Directions for this task: Count how many lines contain the word "JSON". Respond with the number alone.

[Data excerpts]
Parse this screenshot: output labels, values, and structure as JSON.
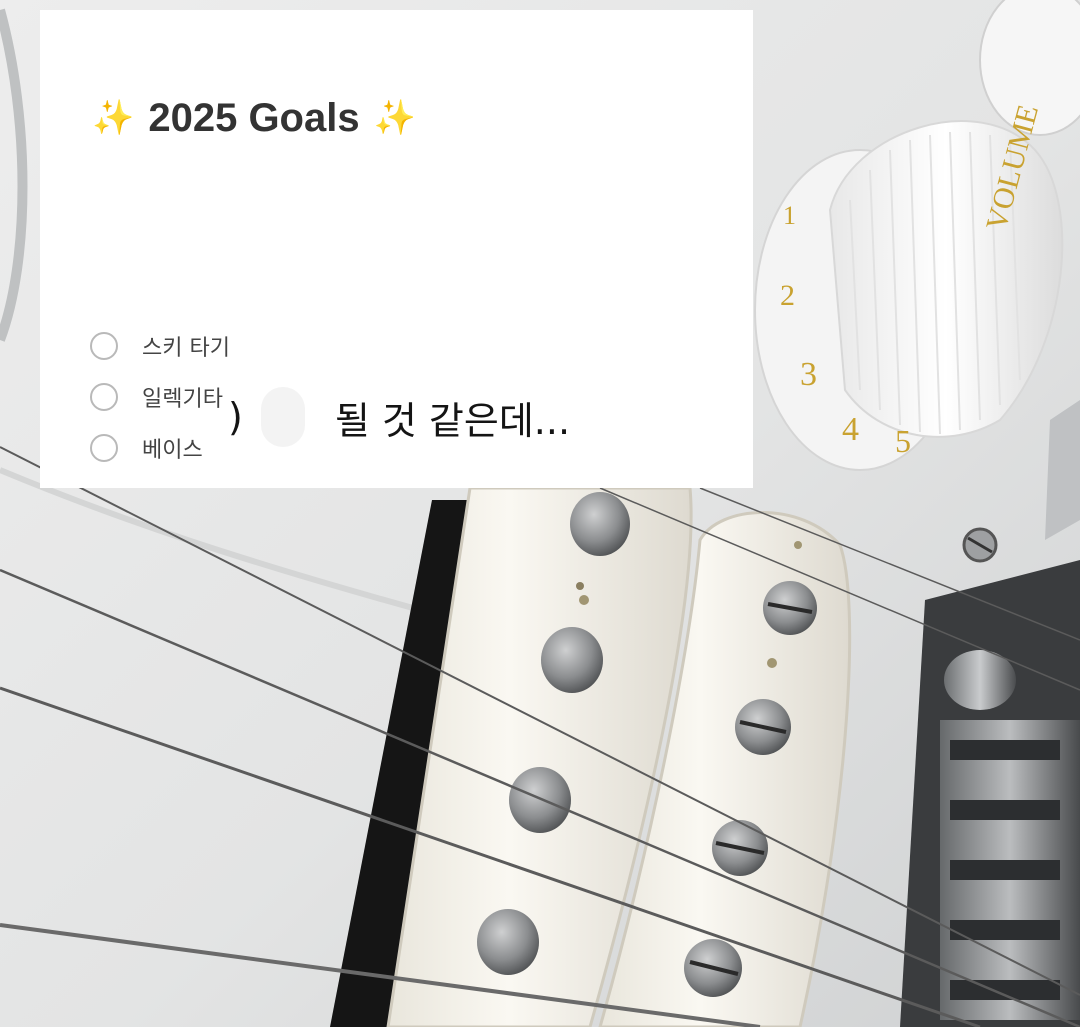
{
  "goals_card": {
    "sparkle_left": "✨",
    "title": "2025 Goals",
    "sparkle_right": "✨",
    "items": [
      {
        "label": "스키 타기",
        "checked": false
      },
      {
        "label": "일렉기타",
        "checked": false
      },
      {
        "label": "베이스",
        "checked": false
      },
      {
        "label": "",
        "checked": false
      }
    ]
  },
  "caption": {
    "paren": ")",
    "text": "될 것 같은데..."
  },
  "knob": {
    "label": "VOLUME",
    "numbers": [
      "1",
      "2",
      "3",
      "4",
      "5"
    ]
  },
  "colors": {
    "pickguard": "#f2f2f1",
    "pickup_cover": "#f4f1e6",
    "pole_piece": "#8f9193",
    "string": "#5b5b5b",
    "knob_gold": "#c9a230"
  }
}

==

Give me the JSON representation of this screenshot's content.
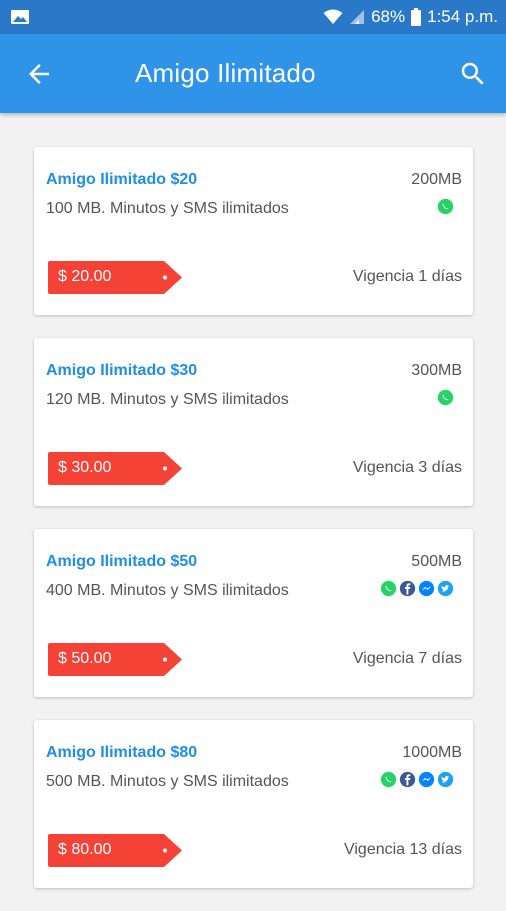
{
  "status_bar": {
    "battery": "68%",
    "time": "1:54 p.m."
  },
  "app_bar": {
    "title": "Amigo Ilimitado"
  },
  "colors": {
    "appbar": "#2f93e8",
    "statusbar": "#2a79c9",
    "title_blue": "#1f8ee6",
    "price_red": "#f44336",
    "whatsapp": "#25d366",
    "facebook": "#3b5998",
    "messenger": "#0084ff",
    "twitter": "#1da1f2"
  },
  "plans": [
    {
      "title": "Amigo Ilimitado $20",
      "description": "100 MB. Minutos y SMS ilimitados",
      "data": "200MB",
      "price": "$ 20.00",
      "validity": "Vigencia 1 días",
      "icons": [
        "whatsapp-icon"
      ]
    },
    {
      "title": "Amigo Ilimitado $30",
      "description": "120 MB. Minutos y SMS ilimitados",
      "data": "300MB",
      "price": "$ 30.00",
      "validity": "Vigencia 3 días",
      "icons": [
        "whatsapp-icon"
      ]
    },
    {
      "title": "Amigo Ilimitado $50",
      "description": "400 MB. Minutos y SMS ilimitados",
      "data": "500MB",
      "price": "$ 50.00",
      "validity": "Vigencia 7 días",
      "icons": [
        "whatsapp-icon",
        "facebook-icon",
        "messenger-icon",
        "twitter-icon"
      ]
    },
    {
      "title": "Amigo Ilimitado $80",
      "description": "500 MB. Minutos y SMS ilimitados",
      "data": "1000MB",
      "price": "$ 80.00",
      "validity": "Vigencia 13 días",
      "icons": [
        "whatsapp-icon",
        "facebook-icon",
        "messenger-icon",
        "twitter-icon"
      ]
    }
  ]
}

Answer for the task: 2